(Objective)
Among the lines below, list those containing the string "icon".

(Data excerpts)
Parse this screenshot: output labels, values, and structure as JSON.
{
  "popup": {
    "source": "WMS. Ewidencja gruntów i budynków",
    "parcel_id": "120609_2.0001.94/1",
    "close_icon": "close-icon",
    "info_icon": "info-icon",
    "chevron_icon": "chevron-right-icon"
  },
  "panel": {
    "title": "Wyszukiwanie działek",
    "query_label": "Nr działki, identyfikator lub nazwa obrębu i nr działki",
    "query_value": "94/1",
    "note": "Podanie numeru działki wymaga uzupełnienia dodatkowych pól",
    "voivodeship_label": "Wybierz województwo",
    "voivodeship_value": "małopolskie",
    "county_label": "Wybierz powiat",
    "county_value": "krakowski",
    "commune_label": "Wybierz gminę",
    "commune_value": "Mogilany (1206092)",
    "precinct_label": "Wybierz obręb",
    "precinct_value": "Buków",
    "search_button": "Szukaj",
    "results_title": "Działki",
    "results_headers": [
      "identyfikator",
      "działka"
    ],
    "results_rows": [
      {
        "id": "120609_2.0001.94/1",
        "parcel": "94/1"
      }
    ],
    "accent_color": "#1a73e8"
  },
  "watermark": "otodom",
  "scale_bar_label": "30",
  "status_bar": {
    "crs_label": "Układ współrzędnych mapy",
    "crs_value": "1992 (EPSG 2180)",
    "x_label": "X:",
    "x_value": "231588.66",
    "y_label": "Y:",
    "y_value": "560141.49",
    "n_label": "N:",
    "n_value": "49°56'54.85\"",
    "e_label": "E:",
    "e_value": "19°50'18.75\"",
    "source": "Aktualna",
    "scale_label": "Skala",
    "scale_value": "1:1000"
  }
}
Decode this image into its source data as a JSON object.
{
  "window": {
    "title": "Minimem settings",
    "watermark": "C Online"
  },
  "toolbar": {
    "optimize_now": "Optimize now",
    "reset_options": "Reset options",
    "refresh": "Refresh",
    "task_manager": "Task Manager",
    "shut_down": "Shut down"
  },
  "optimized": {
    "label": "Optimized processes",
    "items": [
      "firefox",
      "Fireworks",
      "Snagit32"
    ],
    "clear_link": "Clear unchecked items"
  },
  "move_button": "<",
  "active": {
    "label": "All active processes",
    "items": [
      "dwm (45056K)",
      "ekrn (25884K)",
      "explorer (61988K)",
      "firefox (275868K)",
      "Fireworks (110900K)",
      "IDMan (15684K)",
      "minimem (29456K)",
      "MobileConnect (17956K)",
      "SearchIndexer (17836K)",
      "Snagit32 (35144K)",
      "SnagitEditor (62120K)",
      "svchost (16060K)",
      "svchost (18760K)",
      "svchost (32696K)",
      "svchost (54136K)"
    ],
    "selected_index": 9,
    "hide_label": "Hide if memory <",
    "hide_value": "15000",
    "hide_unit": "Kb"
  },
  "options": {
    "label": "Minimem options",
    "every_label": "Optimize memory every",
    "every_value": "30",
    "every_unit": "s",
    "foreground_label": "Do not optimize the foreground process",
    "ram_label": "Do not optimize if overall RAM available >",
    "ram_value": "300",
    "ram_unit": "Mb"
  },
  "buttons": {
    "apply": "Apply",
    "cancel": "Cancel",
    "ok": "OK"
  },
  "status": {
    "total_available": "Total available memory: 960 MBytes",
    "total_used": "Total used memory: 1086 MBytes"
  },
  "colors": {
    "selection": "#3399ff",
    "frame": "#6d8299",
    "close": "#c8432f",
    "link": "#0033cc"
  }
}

(Worked answer)
    "close_icon": "close-icon",
    "info_icon": "info-icon",
    "chevron_icon": "chevron-right-icon"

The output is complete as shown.